BEGIN RECORDS FOR THE EXERCISE

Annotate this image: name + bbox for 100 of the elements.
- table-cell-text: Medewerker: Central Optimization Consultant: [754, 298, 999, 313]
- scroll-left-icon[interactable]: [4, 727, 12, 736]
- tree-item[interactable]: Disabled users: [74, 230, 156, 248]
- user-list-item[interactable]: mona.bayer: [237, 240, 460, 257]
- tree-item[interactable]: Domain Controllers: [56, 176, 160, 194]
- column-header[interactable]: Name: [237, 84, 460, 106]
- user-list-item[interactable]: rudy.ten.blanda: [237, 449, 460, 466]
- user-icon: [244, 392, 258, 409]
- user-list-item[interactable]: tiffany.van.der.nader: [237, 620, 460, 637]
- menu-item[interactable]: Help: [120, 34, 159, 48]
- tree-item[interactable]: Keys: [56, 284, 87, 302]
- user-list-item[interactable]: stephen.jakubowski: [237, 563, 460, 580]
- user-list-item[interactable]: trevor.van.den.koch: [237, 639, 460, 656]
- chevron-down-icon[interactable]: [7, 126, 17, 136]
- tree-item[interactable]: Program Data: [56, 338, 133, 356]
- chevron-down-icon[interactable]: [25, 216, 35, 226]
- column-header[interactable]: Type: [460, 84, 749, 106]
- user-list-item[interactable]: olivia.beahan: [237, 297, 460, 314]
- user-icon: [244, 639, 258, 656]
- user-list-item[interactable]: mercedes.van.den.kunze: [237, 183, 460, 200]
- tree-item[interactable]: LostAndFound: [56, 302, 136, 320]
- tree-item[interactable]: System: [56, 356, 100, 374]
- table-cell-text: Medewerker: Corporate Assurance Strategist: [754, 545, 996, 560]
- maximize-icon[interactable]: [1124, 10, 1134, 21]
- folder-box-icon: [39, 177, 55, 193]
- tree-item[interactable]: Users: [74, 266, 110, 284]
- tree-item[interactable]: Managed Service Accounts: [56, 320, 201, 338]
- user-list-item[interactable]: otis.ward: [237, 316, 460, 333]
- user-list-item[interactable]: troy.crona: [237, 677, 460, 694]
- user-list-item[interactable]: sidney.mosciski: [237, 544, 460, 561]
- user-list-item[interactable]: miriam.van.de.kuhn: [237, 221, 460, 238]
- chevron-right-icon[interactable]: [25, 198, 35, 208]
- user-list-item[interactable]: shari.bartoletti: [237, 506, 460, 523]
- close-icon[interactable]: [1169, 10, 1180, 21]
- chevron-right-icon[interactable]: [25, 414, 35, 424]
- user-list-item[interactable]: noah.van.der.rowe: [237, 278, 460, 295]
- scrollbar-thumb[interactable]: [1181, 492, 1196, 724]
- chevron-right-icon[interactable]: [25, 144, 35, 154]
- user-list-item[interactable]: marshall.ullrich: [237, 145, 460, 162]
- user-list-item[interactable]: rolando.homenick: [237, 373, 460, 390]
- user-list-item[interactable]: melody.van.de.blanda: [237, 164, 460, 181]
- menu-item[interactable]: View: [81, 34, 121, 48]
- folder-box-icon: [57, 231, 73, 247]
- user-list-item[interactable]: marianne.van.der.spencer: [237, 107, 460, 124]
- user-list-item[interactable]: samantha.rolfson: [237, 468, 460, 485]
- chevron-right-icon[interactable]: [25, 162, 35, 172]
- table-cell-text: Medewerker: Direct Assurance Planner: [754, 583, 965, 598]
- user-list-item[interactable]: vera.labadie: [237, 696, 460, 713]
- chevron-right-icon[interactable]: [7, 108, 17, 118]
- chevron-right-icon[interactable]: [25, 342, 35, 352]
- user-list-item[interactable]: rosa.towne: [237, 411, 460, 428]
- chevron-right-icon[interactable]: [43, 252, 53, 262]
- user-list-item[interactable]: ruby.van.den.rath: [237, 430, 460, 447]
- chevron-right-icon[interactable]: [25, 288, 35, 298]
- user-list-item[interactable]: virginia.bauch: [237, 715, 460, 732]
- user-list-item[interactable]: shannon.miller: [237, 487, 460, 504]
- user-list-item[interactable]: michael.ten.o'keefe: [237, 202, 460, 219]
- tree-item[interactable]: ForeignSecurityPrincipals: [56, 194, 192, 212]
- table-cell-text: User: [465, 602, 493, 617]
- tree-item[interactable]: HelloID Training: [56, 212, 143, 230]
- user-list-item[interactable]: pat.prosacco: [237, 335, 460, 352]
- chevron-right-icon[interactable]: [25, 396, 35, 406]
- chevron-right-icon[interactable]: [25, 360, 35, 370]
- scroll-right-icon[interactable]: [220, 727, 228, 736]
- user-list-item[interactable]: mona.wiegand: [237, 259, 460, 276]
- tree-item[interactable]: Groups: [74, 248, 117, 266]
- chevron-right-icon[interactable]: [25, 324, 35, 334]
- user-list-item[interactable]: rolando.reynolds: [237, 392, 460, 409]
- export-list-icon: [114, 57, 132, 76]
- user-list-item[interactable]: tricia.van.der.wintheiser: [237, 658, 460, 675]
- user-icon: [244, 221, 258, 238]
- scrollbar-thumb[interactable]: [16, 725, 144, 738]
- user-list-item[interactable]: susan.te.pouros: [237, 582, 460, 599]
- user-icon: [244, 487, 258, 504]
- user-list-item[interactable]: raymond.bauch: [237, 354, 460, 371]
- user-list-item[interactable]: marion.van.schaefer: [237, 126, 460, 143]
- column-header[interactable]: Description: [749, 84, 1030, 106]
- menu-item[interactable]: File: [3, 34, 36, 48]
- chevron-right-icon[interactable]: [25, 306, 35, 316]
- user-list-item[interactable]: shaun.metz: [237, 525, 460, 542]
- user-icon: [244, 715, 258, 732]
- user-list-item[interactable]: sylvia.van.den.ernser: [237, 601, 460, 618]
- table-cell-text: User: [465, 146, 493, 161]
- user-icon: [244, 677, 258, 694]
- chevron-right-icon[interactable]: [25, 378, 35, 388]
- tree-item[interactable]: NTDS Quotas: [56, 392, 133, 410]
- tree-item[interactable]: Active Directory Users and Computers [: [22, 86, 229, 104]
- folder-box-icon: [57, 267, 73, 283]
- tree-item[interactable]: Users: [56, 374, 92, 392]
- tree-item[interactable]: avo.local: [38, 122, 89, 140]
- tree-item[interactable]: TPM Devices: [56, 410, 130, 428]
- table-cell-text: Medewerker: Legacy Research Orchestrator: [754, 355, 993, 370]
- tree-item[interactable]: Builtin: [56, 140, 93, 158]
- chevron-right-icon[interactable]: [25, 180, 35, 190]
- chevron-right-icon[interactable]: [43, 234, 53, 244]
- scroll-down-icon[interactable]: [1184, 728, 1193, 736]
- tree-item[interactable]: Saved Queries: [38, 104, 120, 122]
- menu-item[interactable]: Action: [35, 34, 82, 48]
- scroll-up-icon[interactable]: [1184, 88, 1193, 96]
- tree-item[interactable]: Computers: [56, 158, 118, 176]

END RECORDS FOR THE EXERCISE

REQUIREMENT:
Duplicate every line of the listing above verbatim.

WRITTEN RESPONSE:
Annotate this image: name + bbox for 100 of the elements.
- table-cell-text: Medewerker: Central Optimization Consultant: [754, 298, 999, 313]
- scroll-left-icon[interactable]: [4, 727, 12, 736]
- tree-item[interactable]: Disabled users: [74, 230, 156, 248]
- user-list-item[interactable]: mona.bayer: [237, 240, 460, 257]
- tree-item[interactable]: Domain Controllers: [56, 176, 160, 194]
- column-header[interactable]: Name: [237, 84, 460, 106]
- user-list-item[interactable]: rudy.ten.blanda: [237, 449, 460, 466]
- user-icon: [244, 392, 258, 409]
- user-list-item[interactable]: tiffany.van.der.nader: [237, 620, 460, 637]
- menu-item[interactable]: Help: [120, 34, 159, 48]
- tree-item[interactable]: Keys: [56, 284, 87, 302]
- user-list-item[interactable]: stephen.jakubowski: [237, 563, 460, 580]
- user-list-item[interactable]: trevor.van.den.koch: [237, 639, 460, 656]
- chevron-down-icon[interactable]: [7, 126, 17, 136]
- tree-item[interactable]: Program Data: [56, 338, 133, 356]
- chevron-down-icon[interactable]: [25, 216, 35, 226]
- column-header[interactable]: Type: [460, 84, 749, 106]
- user-list-item[interactable]: olivia.beahan: [237, 297, 460, 314]
- user-icon: [244, 639, 258, 656]
- user-list-item[interactable]: mercedes.van.den.kunze: [237, 183, 460, 200]
- tree-item[interactable]: LostAndFound: [56, 302, 136, 320]
- tree-item[interactable]: System: [56, 356, 100, 374]
- table-cell-text: Medewerker: Corporate Assurance Strategist: [754, 545, 996, 560]
- maximize-icon[interactable]: [1124, 10, 1134, 21]
- folder-box-icon: [39, 177, 55, 193]
- tree-item[interactable]: Users: [74, 266, 110, 284]
- tree-item[interactable]: Managed Service Accounts: [56, 320, 201, 338]
- user-list-item[interactable]: otis.ward: [237, 316, 460, 333]
- user-list-item[interactable]: troy.crona: [237, 677, 460, 694]
- user-list-item[interactable]: sidney.mosciski: [237, 544, 460, 561]
- user-list-item[interactable]: miriam.van.de.kuhn: [237, 221, 460, 238]
- chevron-right-icon[interactable]: [25, 198, 35, 208]
- user-list-item[interactable]: shari.bartoletti: [237, 506, 460, 523]
- close-icon[interactable]: [1169, 10, 1180, 21]
- chevron-right-icon[interactable]: [25, 414, 35, 424]
- user-list-item[interactable]: noah.van.der.rowe: [237, 278, 460, 295]
- scrollbar-thumb[interactable]: [1181, 492, 1196, 724]
- chevron-right-icon[interactable]: [25, 144, 35, 154]
- user-list-item[interactable]: marshall.ullrich: [237, 145, 460, 162]
- user-list-item[interactable]: rolando.homenick: [237, 373, 460, 390]
- user-list-item[interactable]: melody.van.de.blanda: [237, 164, 460, 181]
- menu-item[interactable]: View: [81, 34, 121, 48]
- folder-box-icon: [57, 231, 73, 247]
- user-list-item[interactable]: marianne.van.der.spencer: [237, 107, 460, 124]
- user-list-item[interactable]: samantha.rolfson: [237, 468, 460, 485]
- chevron-right-icon[interactable]: [25, 162, 35, 172]
- table-cell-text: Medewerker: Direct Assurance Planner: [754, 583, 965, 598]
- user-list-item[interactable]: vera.labadie: [237, 696, 460, 713]
- chevron-right-icon[interactable]: [7, 108, 17, 118]
- chevron-right-icon[interactable]: [25, 342, 35, 352]
- user-list-item[interactable]: rosa.towne: [237, 411, 460, 428]
- chevron-right-icon[interactable]: [43, 252, 53, 262]
- user-list-item[interactable]: ruby.van.den.rath: [237, 430, 460, 447]
- chevron-right-icon[interactable]: [25, 288, 35, 298]
- user-list-item[interactable]: virginia.bauch: [237, 715, 460, 732]
- user-list-item[interactable]: shannon.miller: [237, 487, 460, 504]
- user-list-item[interactable]: michael.ten.o'keefe: [237, 202, 460, 219]
- tree-item[interactable]: ForeignSecurityPrincipals: [56, 194, 192, 212]
- table-cell-text: User: [465, 602, 493, 617]
- tree-item[interactable]: HelloID Training: [56, 212, 143, 230]
- user-list-item[interactable]: pat.prosacco: [237, 335, 460, 352]
- chevron-right-icon[interactable]: [25, 396, 35, 406]
- chevron-right-icon[interactable]: [25, 360, 35, 370]
- scroll-right-icon[interactable]: [220, 727, 228, 736]
- user-list-item[interactable]: mona.wiegand: [237, 259, 460, 276]
- tree-item[interactable]: Groups: [74, 248, 117, 266]
- chevron-right-icon[interactable]: [25, 324, 35, 334]
- user-list-item[interactable]: rolando.reynolds: [237, 392, 460, 409]
- export-list-icon: [114, 57, 132, 76]
- user-list-item[interactable]: tricia.van.der.wintheiser: [237, 658, 460, 675]
- user-icon: [244, 221, 258, 238]
- scrollbar-thumb[interactable]: [16, 725, 144, 738]
- user-list-item[interactable]: susan.te.pouros: [237, 582, 460, 599]
- user-icon: [244, 487, 258, 504]
- user-list-item[interactable]: raymond.bauch: [237, 354, 460, 371]
- user-list-item[interactable]: marion.van.schaefer: [237, 126, 460, 143]
- column-header[interactable]: Description: [749, 84, 1030, 106]
- menu-item[interactable]: File: [3, 34, 36, 48]
- chevron-right-icon[interactable]: [25, 306, 35, 316]
- user-list-item[interactable]: shaun.metz: [237, 525, 460, 542]
- user-icon: [244, 715, 258, 732]
- user-list-item[interactable]: sylvia.van.den.ernser: [237, 601, 460, 618]
- table-cell-text: User: [465, 146, 493, 161]
- user-icon: [244, 677, 258, 694]
- chevron-right-icon[interactable]: [25, 378, 35, 388]
- tree-item[interactable]: NTDS Quotas: [56, 392, 133, 410]
- tree-item[interactable]: Active Directory Users and Computers [: [22, 86, 229, 104]
- folder-box-icon: [57, 267, 73, 283]
- tree-item[interactable]: Users: [56, 374, 92, 392]
- tree-item[interactable]: avo.local: [38, 122, 89, 140]
- tree-item[interactable]: TPM Devices: [56, 410, 130, 428]
- table-cell-text: Medewerker: Legacy Research Orchestrator: [754, 355, 993, 370]
- tree-item[interactable]: Builtin: [56, 140, 93, 158]
- chevron-right-icon[interactable]: [25, 180, 35, 190]
- chevron-right-icon[interactable]: [43, 234, 53, 244]
- scroll-down-icon[interactable]: [1184, 728, 1193, 736]
- tree-item[interactable]: Saved Queries: [38, 104, 120, 122]
- menu-item[interactable]: Action: [35, 34, 82, 48]
- scroll-up-icon[interactable]: [1184, 88, 1193, 96]
- tree-item[interactable]: Computers: [56, 158, 118, 176]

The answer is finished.